AIM: From the records below, pull each line that has "this".
[WORKING DATA start]
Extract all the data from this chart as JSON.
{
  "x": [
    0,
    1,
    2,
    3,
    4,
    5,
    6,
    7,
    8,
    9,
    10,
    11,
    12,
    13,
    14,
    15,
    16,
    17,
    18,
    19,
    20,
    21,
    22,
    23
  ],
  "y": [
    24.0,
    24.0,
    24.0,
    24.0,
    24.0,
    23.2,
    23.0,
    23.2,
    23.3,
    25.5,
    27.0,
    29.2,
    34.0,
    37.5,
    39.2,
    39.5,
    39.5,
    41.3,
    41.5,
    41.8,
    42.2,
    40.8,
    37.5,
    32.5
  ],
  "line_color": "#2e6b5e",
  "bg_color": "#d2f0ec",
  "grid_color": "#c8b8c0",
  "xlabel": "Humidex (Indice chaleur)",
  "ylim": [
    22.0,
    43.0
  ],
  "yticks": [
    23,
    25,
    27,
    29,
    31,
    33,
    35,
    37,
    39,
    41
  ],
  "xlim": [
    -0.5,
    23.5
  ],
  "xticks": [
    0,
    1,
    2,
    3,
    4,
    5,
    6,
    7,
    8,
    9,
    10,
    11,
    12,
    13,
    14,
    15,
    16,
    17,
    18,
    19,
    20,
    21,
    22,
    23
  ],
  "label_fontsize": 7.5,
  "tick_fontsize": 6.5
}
[WORKING DATA end]
[WORKING DATA start]
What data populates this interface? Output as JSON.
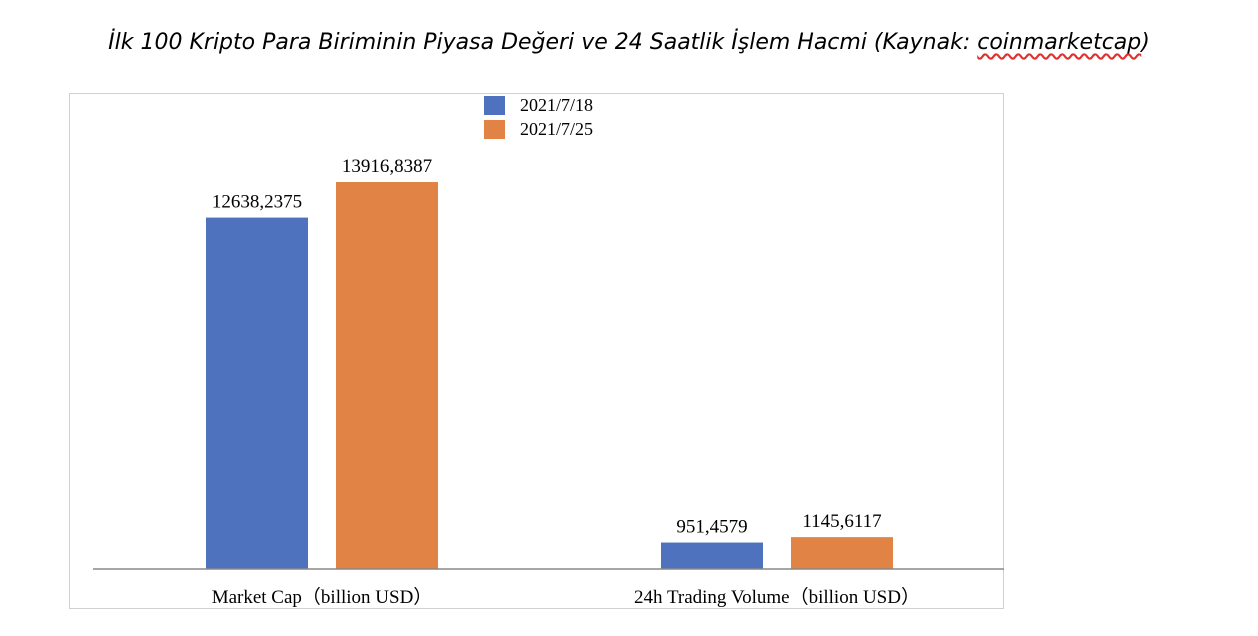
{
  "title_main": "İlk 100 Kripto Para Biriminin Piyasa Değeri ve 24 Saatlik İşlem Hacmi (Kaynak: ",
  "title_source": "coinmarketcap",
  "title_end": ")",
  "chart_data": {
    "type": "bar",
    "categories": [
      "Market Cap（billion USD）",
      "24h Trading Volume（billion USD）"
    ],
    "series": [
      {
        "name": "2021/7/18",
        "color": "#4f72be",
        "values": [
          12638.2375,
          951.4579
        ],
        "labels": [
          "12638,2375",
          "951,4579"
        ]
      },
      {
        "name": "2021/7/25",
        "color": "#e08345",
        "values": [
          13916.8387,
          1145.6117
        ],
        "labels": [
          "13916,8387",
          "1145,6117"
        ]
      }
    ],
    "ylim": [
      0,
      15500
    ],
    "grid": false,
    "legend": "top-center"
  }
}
[WORKING DATA end]
RESPONSE BELOW:
Extract all the data from this chart as JSON.
What data populates this interface? Output as JSON.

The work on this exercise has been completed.